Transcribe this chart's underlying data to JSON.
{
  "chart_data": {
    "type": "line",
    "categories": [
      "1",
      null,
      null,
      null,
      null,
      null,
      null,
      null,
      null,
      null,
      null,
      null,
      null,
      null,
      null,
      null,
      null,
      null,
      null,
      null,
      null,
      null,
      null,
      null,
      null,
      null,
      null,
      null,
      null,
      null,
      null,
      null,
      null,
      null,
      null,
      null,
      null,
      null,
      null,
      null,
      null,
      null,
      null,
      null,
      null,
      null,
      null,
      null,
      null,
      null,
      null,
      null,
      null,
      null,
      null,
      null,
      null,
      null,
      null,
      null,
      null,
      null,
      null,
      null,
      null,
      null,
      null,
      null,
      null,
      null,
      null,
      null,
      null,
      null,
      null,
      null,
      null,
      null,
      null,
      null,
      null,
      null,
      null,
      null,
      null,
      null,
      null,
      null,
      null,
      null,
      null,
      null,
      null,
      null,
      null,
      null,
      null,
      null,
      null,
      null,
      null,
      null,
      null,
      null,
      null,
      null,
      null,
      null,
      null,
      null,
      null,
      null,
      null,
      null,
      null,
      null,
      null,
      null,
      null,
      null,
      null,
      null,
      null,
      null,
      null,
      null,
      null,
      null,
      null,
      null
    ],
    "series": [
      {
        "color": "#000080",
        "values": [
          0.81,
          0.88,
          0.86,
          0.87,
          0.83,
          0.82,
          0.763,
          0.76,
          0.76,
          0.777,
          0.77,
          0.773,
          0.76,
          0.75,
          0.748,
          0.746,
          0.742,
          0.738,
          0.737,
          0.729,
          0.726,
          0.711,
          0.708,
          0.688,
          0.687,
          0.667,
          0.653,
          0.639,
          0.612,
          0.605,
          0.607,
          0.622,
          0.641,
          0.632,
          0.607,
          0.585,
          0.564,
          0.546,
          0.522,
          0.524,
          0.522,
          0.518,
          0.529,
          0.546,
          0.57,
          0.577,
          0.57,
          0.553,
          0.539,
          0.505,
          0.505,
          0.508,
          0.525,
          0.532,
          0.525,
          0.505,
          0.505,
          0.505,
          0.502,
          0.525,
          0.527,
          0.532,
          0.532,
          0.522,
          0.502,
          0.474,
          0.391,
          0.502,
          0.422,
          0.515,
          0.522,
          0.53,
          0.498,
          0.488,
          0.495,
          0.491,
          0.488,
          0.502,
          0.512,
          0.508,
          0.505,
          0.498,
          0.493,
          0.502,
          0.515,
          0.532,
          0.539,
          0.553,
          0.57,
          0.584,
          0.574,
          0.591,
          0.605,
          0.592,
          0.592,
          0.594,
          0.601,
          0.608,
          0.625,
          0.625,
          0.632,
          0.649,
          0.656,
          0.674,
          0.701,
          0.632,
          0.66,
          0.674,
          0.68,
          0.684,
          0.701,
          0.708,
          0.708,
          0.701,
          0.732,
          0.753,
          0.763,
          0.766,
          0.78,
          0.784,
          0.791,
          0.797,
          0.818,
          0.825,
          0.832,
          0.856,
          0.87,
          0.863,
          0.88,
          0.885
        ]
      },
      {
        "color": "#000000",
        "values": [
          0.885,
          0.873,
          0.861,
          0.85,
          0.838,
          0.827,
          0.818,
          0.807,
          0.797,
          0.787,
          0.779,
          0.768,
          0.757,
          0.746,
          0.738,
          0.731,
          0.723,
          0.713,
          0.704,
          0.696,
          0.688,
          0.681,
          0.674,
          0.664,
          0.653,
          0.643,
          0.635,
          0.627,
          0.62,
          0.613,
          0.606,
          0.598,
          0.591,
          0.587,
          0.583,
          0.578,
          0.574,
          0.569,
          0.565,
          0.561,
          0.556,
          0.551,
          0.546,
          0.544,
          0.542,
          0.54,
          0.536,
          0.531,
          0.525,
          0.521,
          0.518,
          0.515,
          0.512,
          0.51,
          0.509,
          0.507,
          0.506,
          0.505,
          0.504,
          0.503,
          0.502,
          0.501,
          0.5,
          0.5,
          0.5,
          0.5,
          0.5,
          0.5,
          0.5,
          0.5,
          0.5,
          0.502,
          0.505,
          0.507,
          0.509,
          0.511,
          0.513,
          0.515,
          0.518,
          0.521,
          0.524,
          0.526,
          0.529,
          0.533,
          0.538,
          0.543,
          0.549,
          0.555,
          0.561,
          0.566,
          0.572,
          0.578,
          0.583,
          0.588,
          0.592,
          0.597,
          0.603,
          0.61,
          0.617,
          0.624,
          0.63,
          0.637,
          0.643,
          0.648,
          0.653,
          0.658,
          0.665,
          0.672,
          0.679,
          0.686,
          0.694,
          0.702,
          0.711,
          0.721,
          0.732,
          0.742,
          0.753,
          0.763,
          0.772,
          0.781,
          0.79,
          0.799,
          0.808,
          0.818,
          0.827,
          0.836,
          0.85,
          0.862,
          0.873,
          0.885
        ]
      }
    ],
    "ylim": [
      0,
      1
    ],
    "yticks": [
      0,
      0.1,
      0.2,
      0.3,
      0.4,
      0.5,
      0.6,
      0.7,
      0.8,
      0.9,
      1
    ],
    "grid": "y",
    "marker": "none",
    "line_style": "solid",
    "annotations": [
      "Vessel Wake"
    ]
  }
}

Exercise aim
Print every entry exactly as it appears.

Answer
Transcribe this chart's underlying data to JSON.
{
  "chart_data": {
    "type": "line",
    "categories": [
      "1",
      null,
      null,
      null,
      null,
      null,
      null,
      null,
      null,
      null,
      null,
      null,
      null,
      null,
      null,
      null,
      null,
      null,
      null,
      null,
      null,
      null,
      null,
      null,
      null,
      null,
      null,
      null,
      null,
      null,
      null,
      null,
      null,
      null,
      null,
      null,
      null,
      null,
      null,
      null,
      null,
      null,
      null,
      null,
      null,
      null,
      null,
      null,
      null,
      null,
      null,
      null,
      null,
      null,
      null,
      null,
      null,
      null,
      null,
      null,
      null,
      null,
      null,
      null,
      null,
      null,
      null,
      null,
      null,
      null,
      null,
      null,
      null,
      null,
      null,
      null,
      null,
      null,
      null,
      null,
      null,
      null,
      null,
      null,
      null,
      null,
      null,
      null,
      null,
      null,
      null,
      null,
      null,
      null,
      null,
      null,
      null,
      null,
      null,
      null,
      null,
      null,
      null,
      null,
      null,
      null,
      null,
      null,
      null,
      null,
      null,
      null,
      null,
      null,
      null,
      null,
      null,
      null,
      null,
      null,
      null,
      null,
      null,
      null,
      null,
      null,
      null,
      null,
      null,
      null
    ],
    "series": [
      {
        "color": "#000080",
        "values": [
          0.81,
          0.88,
          0.86,
          0.87,
          0.83,
          0.82,
          0.763,
          0.76,
          0.76,
          0.777,
          0.77,
          0.773,
          0.76,
          0.75,
          0.748,
          0.746,
          0.742,
          0.738,
          0.737,
          0.729,
          0.726,
          0.711,
          0.708,
          0.688,
          0.687,
          0.667,
          0.653,
          0.639,
          0.612,
          0.605,
          0.607,
          0.622,
          0.641,
          0.632,
          0.607,
          0.585,
          0.564,
          0.546,
          0.522,
          0.524,
          0.522,
          0.518,
          0.529,
          0.546,
          0.57,
          0.577,
          0.57,
          0.553,
          0.539,
          0.505,
          0.505,
          0.508,
          0.525,
          0.532,
          0.525,
          0.505,
          0.505,
          0.505,
          0.502,
          0.525,
          0.527,
          0.532,
          0.532,
          0.522,
          0.502,
          0.474,
          0.391,
          0.502,
          0.422,
          0.515,
          0.522,
          0.53,
          0.498,
          0.488,
          0.495,
          0.491,
          0.488,
          0.502,
          0.512,
          0.508,
          0.505,
          0.498,
          0.493,
          0.502,
          0.515,
          0.532,
          0.539,
          0.553,
          0.57,
          0.584,
          0.574,
          0.591,
          0.605,
          0.592,
          0.592,
          0.594,
          0.601,
          0.608,
          0.625,
          0.625,
          0.632,
          0.649,
          0.656,
          0.674,
          0.701,
          0.632,
          0.66,
          0.674,
          0.68,
          0.684,
          0.701,
          0.708,
          0.708,
          0.701,
          0.732,
          0.753,
          0.763,
          0.766,
          0.78,
          0.784,
          0.791,
          0.797,
          0.818,
          0.825,
          0.832,
          0.856,
          0.87,
          0.863,
          0.88,
          0.885
        ]
      },
      {
        "color": "#000000",
        "values": [
          0.885,
          0.873,
          0.861,
          0.85,
          0.838,
          0.827,
          0.818,
          0.807,
          0.797,
          0.787,
          0.779,
          0.768,
          0.757,
          0.746,
          0.738,
          0.731,
          0.723,
          0.713,
          0.704,
          0.696,
          0.688,
          0.681,
          0.674,
          0.664,
          0.653,
          0.643,
          0.635,
          0.627,
          0.62,
          0.613,
          0.606,
          0.598,
          0.591,
          0.587,
          0.583,
          0.578,
          0.574,
          0.569,
          0.565,
          0.561,
          0.556,
          0.551,
          0.546,
          0.544,
          0.542,
          0.54,
          0.536,
          0.531,
          0.525,
          0.521,
          0.518,
          0.515,
          0.512,
          0.51,
          0.509,
          0.507,
          0.506,
          0.505,
          0.504,
          0.503,
          0.502,
          0.501,
          0.5,
          0.5,
          0.5,
          0.5,
          0.5,
          0.5,
          0.5,
          0.5,
          0.5,
          0.502,
          0.505,
          0.507,
          0.509,
          0.511,
          0.513,
          0.515,
          0.518,
          0.521,
          0.524,
          0.526,
          0.529,
          0.533,
          0.538,
          0.543,
          0.549,
          0.555,
          0.561,
          0.566,
          0.572,
          0.578,
          0.583,
          0.588,
          0.592,
          0.597,
          0.603,
          0.61,
          0.617,
          0.624,
          0.63,
          0.637,
          0.643,
          0.648,
          0.653,
          0.658,
          0.665,
          0.672,
          0.679,
          0.686,
          0.694,
          0.702,
          0.711,
          0.721,
          0.732,
          0.742,
          0.753,
          0.763,
          0.772,
          0.781,
          0.79,
          0.799,
          0.808,
          0.818,
          0.827,
          0.836,
          0.85,
          0.862,
          0.873,
          0.885
        ]
      }
    ],
    "ylim": [
      0,
      1
    ],
    "yticks": [
      0,
      0.1,
      0.2,
      0.3,
      0.4,
      0.5,
      0.6,
      0.7,
      0.8,
      0.9,
      1
    ],
    "grid": "y",
    "marker": "none",
    "line_style": "solid",
    "annotations": [
      "Vessel Wake"
    ]
  }
}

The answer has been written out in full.